** Task description **
Quote every line as given.

** Data provided **
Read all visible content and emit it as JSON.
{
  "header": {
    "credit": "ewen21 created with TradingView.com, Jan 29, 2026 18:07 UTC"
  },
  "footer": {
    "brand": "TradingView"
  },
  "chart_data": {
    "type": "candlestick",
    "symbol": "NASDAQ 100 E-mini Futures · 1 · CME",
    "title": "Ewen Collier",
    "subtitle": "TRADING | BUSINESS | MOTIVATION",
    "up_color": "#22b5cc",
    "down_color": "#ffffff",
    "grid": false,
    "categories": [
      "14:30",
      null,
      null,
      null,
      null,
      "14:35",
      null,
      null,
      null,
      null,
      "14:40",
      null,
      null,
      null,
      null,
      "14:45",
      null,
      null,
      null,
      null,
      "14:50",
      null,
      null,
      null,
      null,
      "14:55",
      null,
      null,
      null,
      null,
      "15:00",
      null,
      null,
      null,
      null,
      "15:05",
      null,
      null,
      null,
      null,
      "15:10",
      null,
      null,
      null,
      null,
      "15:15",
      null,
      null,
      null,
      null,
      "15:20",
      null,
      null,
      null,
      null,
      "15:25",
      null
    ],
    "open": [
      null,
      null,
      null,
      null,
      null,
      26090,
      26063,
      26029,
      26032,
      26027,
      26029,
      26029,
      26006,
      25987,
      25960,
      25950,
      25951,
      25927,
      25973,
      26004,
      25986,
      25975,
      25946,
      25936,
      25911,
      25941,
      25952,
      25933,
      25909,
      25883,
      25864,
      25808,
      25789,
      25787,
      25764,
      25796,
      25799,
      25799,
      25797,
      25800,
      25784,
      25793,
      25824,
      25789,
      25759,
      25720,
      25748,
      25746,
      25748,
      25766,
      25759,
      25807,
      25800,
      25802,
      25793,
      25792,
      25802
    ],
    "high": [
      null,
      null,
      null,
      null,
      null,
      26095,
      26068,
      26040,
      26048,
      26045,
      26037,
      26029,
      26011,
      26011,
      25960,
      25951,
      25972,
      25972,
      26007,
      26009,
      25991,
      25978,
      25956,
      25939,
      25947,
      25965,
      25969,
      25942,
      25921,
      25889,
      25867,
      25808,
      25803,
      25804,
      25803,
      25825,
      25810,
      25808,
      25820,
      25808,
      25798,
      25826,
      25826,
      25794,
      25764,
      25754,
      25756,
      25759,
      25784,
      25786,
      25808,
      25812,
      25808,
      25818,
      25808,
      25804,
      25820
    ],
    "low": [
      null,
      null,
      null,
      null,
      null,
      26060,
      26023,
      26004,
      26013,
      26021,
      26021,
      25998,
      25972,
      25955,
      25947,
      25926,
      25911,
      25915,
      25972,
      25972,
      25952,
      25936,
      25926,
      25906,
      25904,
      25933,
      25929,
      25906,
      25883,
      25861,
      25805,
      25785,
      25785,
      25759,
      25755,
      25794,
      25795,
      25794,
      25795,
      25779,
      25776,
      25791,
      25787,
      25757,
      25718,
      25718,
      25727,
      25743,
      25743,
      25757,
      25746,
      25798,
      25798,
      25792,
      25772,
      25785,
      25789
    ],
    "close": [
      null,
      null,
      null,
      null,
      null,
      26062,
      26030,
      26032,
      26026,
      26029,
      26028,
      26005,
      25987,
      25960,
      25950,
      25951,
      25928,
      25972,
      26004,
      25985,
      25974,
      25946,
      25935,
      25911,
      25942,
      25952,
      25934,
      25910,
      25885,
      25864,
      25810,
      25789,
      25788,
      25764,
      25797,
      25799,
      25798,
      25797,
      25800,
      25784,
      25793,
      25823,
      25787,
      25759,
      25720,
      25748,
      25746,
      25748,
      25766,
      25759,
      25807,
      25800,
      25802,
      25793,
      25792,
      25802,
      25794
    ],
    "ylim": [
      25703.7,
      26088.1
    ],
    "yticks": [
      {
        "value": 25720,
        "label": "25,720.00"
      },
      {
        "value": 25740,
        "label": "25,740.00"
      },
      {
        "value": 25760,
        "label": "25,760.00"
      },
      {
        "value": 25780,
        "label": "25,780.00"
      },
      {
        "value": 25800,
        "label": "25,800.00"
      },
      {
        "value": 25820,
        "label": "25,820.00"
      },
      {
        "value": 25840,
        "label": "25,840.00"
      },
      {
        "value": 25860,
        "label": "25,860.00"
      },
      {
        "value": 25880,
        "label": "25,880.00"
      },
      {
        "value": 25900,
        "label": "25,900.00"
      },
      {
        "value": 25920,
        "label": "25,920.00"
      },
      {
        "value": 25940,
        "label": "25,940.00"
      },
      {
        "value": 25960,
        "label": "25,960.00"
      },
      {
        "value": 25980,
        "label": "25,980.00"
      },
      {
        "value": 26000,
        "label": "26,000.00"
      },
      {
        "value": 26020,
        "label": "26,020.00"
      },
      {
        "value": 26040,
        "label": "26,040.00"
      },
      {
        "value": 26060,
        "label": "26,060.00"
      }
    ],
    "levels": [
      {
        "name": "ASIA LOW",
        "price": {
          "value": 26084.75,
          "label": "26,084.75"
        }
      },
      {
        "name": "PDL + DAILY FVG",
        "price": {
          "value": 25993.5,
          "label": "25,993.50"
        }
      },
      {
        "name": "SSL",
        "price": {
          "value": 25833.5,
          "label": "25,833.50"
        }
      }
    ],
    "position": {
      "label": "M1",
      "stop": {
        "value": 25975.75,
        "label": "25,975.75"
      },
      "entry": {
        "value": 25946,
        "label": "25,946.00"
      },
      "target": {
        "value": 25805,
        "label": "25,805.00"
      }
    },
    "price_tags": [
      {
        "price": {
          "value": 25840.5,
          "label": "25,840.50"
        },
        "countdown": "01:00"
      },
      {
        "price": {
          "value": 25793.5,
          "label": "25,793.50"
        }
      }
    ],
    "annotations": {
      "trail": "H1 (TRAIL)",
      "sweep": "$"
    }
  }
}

** Written response **
Read all visible content and emit it as JSON.
{
  "header": {
    "credit": "ewen21 created with TradingView.com, Jan 29, 2026 18:07 UTC"
  },
  "footer": {
    "brand": "TradingView"
  },
  "chart_data": {
    "type": "candlestick",
    "symbol": "NASDAQ 100 E-mini Futures · 1 · CME",
    "title": "Ewen Collier",
    "subtitle": "TRADING | BUSINESS | MOTIVATION",
    "up_color": "#22b5cc",
    "down_color": "#ffffff",
    "grid": false,
    "categories": [
      "14:30",
      null,
      null,
      null,
      null,
      "14:35",
      null,
      null,
      null,
      null,
      "14:40",
      null,
      null,
      null,
      null,
      "14:45",
      null,
      null,
      null,
      null,
      "14:50",
      null,
      null,
      null,
      null,
      "14:55",
      null,
      null,
      null,
      null,
      "15:00",
      null,
      null,
      null,
      null,
      "15:05",
      null,
      null,
      null,
      null,
      "15:10",
      null,
      null,
      null,
      null,
      "15:15",
      null,
      null,
      null,
      null,
      "15:20",
      null,
      null,
      null,
      null,
      "15:25",
      null
    ],
    "open": [
      null,
      null,
      null,
      null,
      null,
      26090,
      26063,
      26029,
      26032,
      26027,
      26029,
      26029,
      26006,
      25987,
      25960,
      25950,
      25951,
      25927,
      25973,
      26004,
      25986,
      25975,
      25946,
      25936,
      25911,
      25941,
      25952,
      25933,
      25909,
      25883,
      25864,
      25808,
      25789,
      25787,
      25764,
      25796,
      25799,
      25799,
      25797,
      25800,
      25784,
      25793,
      25824,
      25789,
      25759,
      25720,
      25748,
      25746,
      25748,
      25766,
      25759,
      25807,
      25800,
      25802,
      25793,
      25792,
      25802
    ],
    "high": [
      null,
      null,
      null,
      null,
      null,
      26095,
      26068,
      26040,
      26048,
      26045,
      26037,
      26029,
      26011,
      26011,
      25960,
      25951,
      25972,
      25972,
      26007,
      26009,
      25991,
      25978,
      25956,
      25939,
      25947,
      25965,
      25969,
      25942,
      25921,
      25889,
      25867,
      25808,
      25803,
      25804,
      25803,
      25825,
      25810,
      25808,
      25820,
      25808,
      25798,
      25826,
      25826,
      25794,
      25764,
      25754,
      25756,
      25759,
      25784,
      25786,
      25808,
      25812,
      25808,
      25818,
      25808,
      25804,
      25820
    ],
    "low": [
      null,
      null,
      null,
      null,
      null,
      26060,
      26023,
      26004,
      26013,
      26021,
      26021,
      25998,
      25972,
      25955,
      25947,
      25926,
      25911,
      25915,
      25972,
      25972,
      25952,
      25936,
      25926,
      25906,
      25904,
      25933,
      25929,
      25906,
      25883,
      25861,
      25805,
      25785,
      25785,
      25759,
      25755,
      25794,
      25795,
      25794,
      25795,
      25779,
      25776,
      25791,
      25787,
      25757,
      25718,
      25718,
      25727,
      25743,
      25743,
      25757,
      25746,
      25798,
      25798,
      25792,
      25772,
      25785,
      25789
    ],
    "close": [
      null,
      null,
      null,
      null,
      null,
      26062,
      26030,
      26032,
      26026,
      26029,
      26028,
      26005,
      25987,
      25960,
      25950,
      25951,
      25928,
      25972,
      26004,
      25985,
      25974,
      25946,
      25935,
      25911,
      25942,
      25952,
      25934,
      25910,
      25885,
      25864,
      25810,
      25789,
      25788,
      25764,
      25797,
      25799,
      25798,
      25797,
      25800,
      25784,
      25793,
      25823,
      25787,
      25759,
      25720,
      25748,
      25746,
      25748,
      25766,
      25759,
      25807,
      25800,
      25802,
      25793,
      25792,
      25802,
      25794
    ],
    "ylim": [
      25703.7,
      26088.1
    ],
    "yticks": [
      {
        "value": 25720,
        "label": "25,720.00"
      },
      {
        "value": 25740,
        "label": "25,740.00"
      },
      {
        "value": 25760,
        "label": "25,760.00"
      },
      {
        "value": 25780,
        "label": "25,780.00"
      },
      {
        "value": 25800,
        "label": "25,800.00"
      },
      {
        "value": 25820,
        "label": "25,820.00"
      },
      {
        "value": 25840,
        "label": "25,840.00"
      },
      {
        "value": 25860,
        "label": "25,860.00"
      },
      {
        "value": 25880,
        "label": "25,880.00"
      },
      {
        "value": 25900,
        "label": "25,900.00"
      },
      {
        "value": 25920,
        "label": "25,920.00"
      },
      {
        "value": 25940,
        "label": "25,940.00"
      },
      {
        "value": 25960,
        "label": "25,960.00"
      },
      {
        "value": 25980,
        "label": "25,980.00"
      },
      {
        "value": 26000,
        "label": "26,000.00"
      },
      {
        "value": 26020,
        "label": "26,020.00"
      },
      {
        "value": 26040,
        "label": "26,040.00"
      },
      {
        "value": 26060,
        "label": "26,060.00"
      }
    ],
    "levels": [
      {
        "name": "ASIA LOW",
        "price": {
          "value": 26084.75,
          "label": "26,084.75"
        }
      },
      {
        "name": "PDL + DAILY FVG",
        "price": {
          "value": 25993.5,
          "label": "25,993.50"
        }
      },
      {
        "name": "SSL",
        "price": {
          "value": 25833.5,
          "label": "25,833.50"
        }
      }
    ],
    "position": {
      "label": "M1",
      "stop": {
        "value": 25975.75,
        "label": "25,975.75"
      },
      "entry": {
        "value": 25946,
        "label": "25,946.00"
      },
      "target": {
        "value": 25805,
        "label": "25,805.00"
      }
    },
    "price_tags": [
      {
        "price": {
          "value": 25840.5,
          "label": "25,840.50"
        },
        "countdown": "01:00"
      },
      {
        "price": {
          "value": 25793.5,
          "label": "25,793.50"
        }
      }
    ],
    "annotations": {
      "trail": "H1 (TRAIL)",
      "sweep": "$"
    }
  }
}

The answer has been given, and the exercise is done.